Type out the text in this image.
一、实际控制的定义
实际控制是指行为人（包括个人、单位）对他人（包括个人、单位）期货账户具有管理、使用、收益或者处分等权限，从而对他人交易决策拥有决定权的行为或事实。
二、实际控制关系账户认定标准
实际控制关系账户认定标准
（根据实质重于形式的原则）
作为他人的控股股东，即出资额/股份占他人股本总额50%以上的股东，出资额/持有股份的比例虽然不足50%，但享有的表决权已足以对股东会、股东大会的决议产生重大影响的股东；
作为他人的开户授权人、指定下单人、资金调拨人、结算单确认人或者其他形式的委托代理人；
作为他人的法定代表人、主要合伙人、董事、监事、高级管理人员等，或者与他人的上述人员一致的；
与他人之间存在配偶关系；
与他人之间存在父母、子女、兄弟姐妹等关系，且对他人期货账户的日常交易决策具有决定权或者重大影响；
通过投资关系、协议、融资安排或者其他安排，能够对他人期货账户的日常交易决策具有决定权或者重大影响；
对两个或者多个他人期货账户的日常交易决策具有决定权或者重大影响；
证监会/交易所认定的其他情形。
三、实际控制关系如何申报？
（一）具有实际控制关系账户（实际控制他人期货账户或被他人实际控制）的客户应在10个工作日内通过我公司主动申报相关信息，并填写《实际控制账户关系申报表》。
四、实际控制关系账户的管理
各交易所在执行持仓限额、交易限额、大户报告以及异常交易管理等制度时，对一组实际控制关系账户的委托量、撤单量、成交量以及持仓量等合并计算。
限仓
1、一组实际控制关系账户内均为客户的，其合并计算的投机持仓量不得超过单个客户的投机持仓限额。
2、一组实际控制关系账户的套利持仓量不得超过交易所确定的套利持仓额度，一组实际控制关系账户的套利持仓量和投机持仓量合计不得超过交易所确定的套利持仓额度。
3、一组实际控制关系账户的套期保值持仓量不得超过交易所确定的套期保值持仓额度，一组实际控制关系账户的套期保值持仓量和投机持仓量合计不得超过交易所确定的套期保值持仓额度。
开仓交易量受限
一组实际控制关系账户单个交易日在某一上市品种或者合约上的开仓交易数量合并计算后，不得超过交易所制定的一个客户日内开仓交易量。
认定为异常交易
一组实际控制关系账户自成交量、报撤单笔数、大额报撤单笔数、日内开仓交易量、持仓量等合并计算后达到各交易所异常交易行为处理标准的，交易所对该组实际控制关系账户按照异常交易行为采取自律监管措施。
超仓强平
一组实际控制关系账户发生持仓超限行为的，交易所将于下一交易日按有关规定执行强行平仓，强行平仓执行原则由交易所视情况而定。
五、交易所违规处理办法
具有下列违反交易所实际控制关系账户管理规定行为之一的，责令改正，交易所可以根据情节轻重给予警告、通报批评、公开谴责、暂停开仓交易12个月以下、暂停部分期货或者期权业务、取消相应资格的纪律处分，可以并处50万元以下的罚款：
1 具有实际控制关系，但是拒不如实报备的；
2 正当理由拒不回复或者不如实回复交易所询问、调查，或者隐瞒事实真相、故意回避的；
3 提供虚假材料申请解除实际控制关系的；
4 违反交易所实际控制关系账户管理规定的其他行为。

### Problem statement
Write the listing out again, exactly as it reads.

### Solved exercise
Type out the text in this image.
一、实际控制的定义
实际控制是指行为人（包括个人、单位）对他人（包括个人、单位）期货账户具有管理、使用、收益或者处分等权限，从而对他人交易决策拥有决定权的行为或事实。
二、实际控制关系账户认定标准
实际控制关系账户认定标准
（根据实质重于形式的原则）
作为他人的控股股东，即出资额/股份占他人股本总额50%以上的股东，出资额/持有股份的比例虽然不足50%，但享有的表决权已足以对股东会、股东大会的决议产生重大影响的股东；
作为他人的开户授权人、指定下单人、资金调拨人、结算单确认人或者其他形式的委托代理人；
作为他人的法定代表人、主要合伙人、董事、监事、高级管理人员等，或者与他人的上述人员一致的；
与他人之间存在配偶关系；
与他人之间存在父母、子女、兄弟姐妹等关系，且对他人期货账户的日常交易决策具有决定权或者重大影响；
通过投资关系、协议、融资安排或者其他安排，能够对他人期货账户的日常交易决策具有决定权或者重大影响；
对两个或者多个他人期货账户的日常交易决策具有决定权或者重大影响；
证监会/交易所认定的其他情形。
三、实际控制关系如何申报？
（一）具有实际控制关系账户（实际控制他人期货账户或被他人实际控制）的客户应在10个工作日内通过我公司主动申报相关信息，并填写《实际控制账户关系申报表》。
四、实际控制关系账户的管理
各交易所在执行持仓限额、交易限额、大户报告以及异常交易管理等制度时，对一组实际控制关系账户的委托量、撤单量、成交量以及持仓量等合并计算。
限仓
1、一组实际控制关系账户内均为客户的，其合并计算的投机持仓量不得超过单个客户的投机持仓限额。
2、一组实际控制关系账户的套利持仓量不得超过交易所确定的套利持仓额度，一组实际控制关系账户的套利持仓量和投机持仓量合计不得超过交易所确定的套利持仓额度。
3、一组实际控制关系账户的套期保值持仓量不得超过交易所确定的套期保值持仓额度，一组实际控制关系账户的套期保值持仓量和投机持仓量合计不得超过交易所确定的套期保值持仓额度。
开仓交易量受限
一组实际控制关系账户单个交易日在某一上市品种或者合约上的开仓交易数量合并计算后，不得超过交易所制定的一个客户日内开仓交易量。
认定为异常交易
一组实际控制关系账户自成交量、报撤单笔数、大额报撤单笔数、日内开仓交易量、持仓量等合并计算后达到各交易所异常交易行为处理标准的，交易所对该组实际控制关系账户按照异常交易行为采取自律监管措施。
超仓强平
一组实际控制关系账户发生持仓超限行为的，交易所将于下一交易日按有关规定执行强行平仓，强行平仓执行原则由交易所视情况而定。
五、交易所违规处理办法
具有下列违反交易所实际控制关系账户管理规定行为之一的，责令改正，交易所可以根据情节轻重给予警告、通报批评、公开谴责、暂停开仓交易12个月以下、暂停部分期货或者期权业务、取消相应资格的纪律处分，可以并处50万元以下的罚款：
1 具有实际控制关系，但是拒不如实报备的；
2 正当理由拒不回复或者不如实回复交易所询问、调查，或者隐瞒事实真相、故意回避的；
3 提供虚假材料申请解除实际控制关系的；
4 违反交易所实际控制关系账户管理规定的其他行为。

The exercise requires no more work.